[Some records]

────────────────────────────────────────

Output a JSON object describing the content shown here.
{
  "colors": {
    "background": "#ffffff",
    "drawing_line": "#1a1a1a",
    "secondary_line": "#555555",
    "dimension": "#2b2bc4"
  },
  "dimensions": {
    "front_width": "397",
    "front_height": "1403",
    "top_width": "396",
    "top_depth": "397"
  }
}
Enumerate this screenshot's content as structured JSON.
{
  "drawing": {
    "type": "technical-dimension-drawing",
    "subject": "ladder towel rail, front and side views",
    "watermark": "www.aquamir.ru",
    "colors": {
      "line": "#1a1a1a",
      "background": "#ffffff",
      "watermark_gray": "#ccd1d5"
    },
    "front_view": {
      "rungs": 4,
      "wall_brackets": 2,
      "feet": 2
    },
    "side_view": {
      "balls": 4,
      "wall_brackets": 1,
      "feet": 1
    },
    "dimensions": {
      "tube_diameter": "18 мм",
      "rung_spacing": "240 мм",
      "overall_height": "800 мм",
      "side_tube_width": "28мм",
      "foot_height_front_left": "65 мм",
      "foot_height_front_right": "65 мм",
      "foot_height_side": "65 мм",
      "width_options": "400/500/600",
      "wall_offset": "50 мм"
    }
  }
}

────────────────────────────────────────

**Stated exercise:**
From the line holding "Enumerate this screenshot's" through the last line above, reproduce each line exactly and add nothing.

**Finished task:**
Enumerate this screenshot's content as structured JSON.
{
  "drawing": {
    "type": "technical-dimension-drawing",
    "subject": "ladder towel rail, front and side views",
    "watermark": "www.aquamir.ru",
    "colors": {
      "line": "#1a1a1a",
      "background": "#ffffff",
      "watermark_gray": "#ccd1d5"
    },
    "front_view": {
      "rungs": 4,
      "wall_brackets": 2,
      "feet": 2
    },
    "side_view": {
      "balls": 4,
      "wall_brackets": 1,
      "feet": 1
    },
    "dimensions": {
      "tube_diameter": "18 мм",
      "rung_spacing": "240 мм",
      "overall_height": "800 мм",
      "side_tube_width": "28мм",
      "foot_height_front_left": "65 мм",
      "foot_height_front_right": "65 мм",
      "foot_height_side": "65 мм",
      "width_options": "400/500/600",
      "wall_offset": "50 мм"
    }
  }
}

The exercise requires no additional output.